-- START OF Stored data --

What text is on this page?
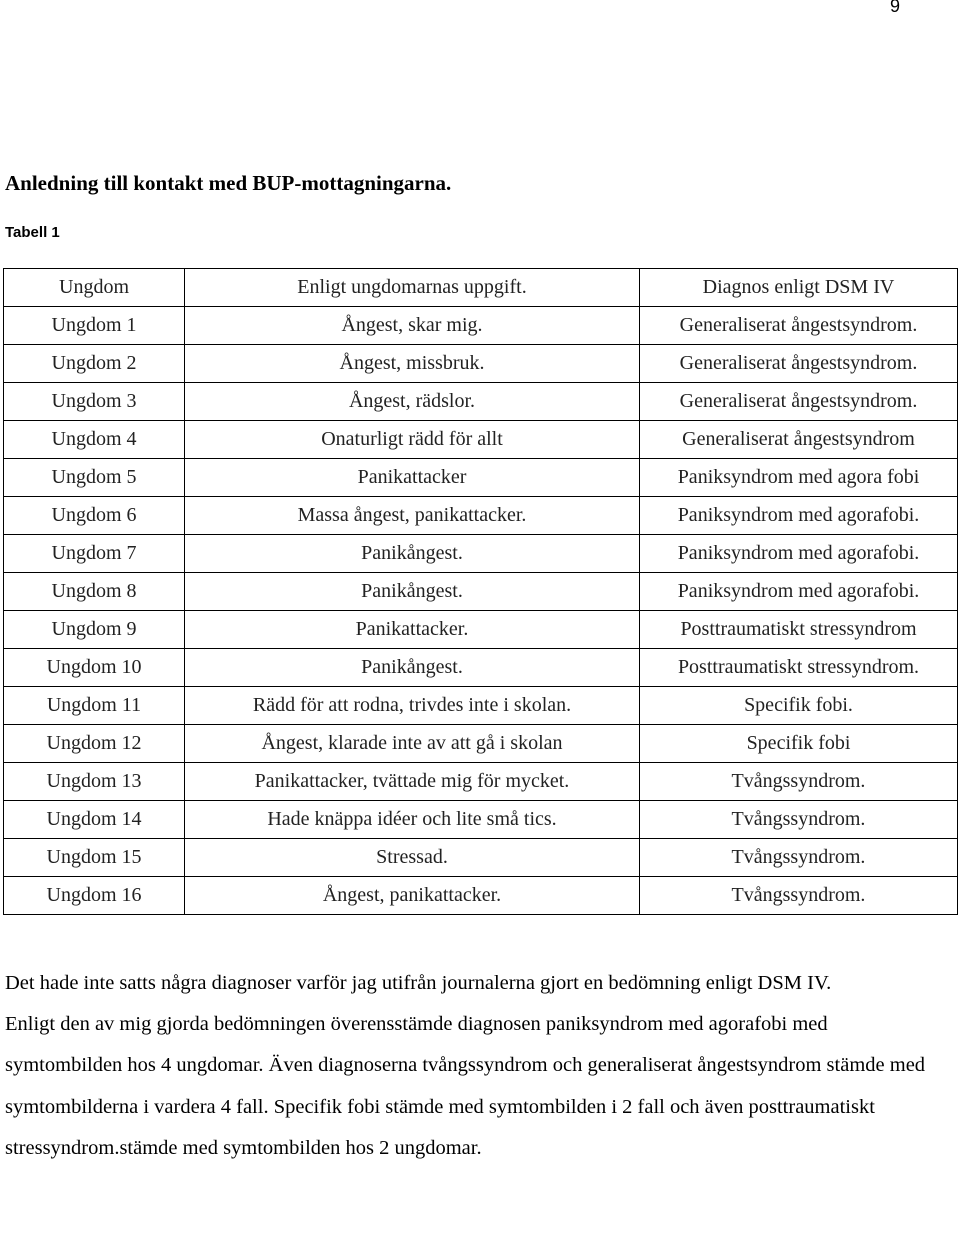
9
Anledning till kontakt med BUP-mottagningarna.
Tabell 1
Ungdom	Enligt ungdomarnas uppgift.	Diagnos enligt DSM IV
Ungdom 1	Ångest, skar mig.	Generaliserat ångestsyndrom.
Ungdom 2	Ångest, missbruk.	Generaliserat ångestsyndrom.
Ungdom 3	Ångest, rädslor.	Generaliserat ångestsyndrom.
Ungdom 4	Onaturligt rädd för allt	Generaliserat ångestsyndrom
Ungdom 5	Panikattacker	Paniksyndrom med agora fobi
Ungdom 6	Massa ångest, panikattacker.	Paniksyndrom med agorafobi.
Ungdom 7	Panikångest.	Paniksyndrom med agorafobi.
Ungdom 8	Panikångest.	Paniksyndrom med agorafobi.
Ungdom 9	Panikattacker.	Posttraumatiskt stressyndrom
Ungdom 10	Panikångest.	Posttraumatiskt stressyndrom.
Ungdom 11	Rädd för att rodna, trivdes inte i skolan.	Specifik fobi.
Ungdom 12	Ångest, klarade inte av att gå i skolan	Specifik fobi
Ungdom 13	Panikattacker, tvättade mig för mycket.	Tvångssyndrom.
Ungdom 14	Hade knäppa idéer och lite små tics.	Tvångssyndrom.
Ungdom 15	Stressad.	Tvångssyndrom.
Ungdom 16	Ångest, panikattacker.	Tvångssyndrom.

Det hade inte satts några diagnoser varför jag utifrån journalerna gjort en bedömning enligt DSM IV.

Enligt den av mig gjorda bedömningen överensstämde diagnosen paniksyndrom med agorafobi med symtombilden hos 4 ungdomar. Även diagnoserna tvångssyndrom och generaliserat ångestsyndrom stämde med symtombilderna i vardera 4 fall. Specifik fobi stämde med symtombilden i 2 fall och även posttraumatiskt stressyndrom.stämde med symtombilden hos 2 ungdomar.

-- END OF Stored data --

Select and copy every line from the records that includes the word "Specifik".

Task result ▸
Ungdom 11	Rädd för att rodna, trivdes inte i skolan.	Specifik fobi.
Ungdom 12	Ångest, klarade inte av att gå i skolan	Specifik fobi
Enligt den av mig gjorda bedömningen överensstämde diagnosen paniksyndrom med agorafobi med symtombilden hos 4 ungdomar. Även diagnoserna tvångssyndrom och generaliserat ångestsyndrom stämde med symtombilderna i vardera 4 fall. Specifik fobi stämde med symtombilden i 2 fall och även posttraumatiskt stressyndrom.stämde med symtombilden hos 2 ungdomar.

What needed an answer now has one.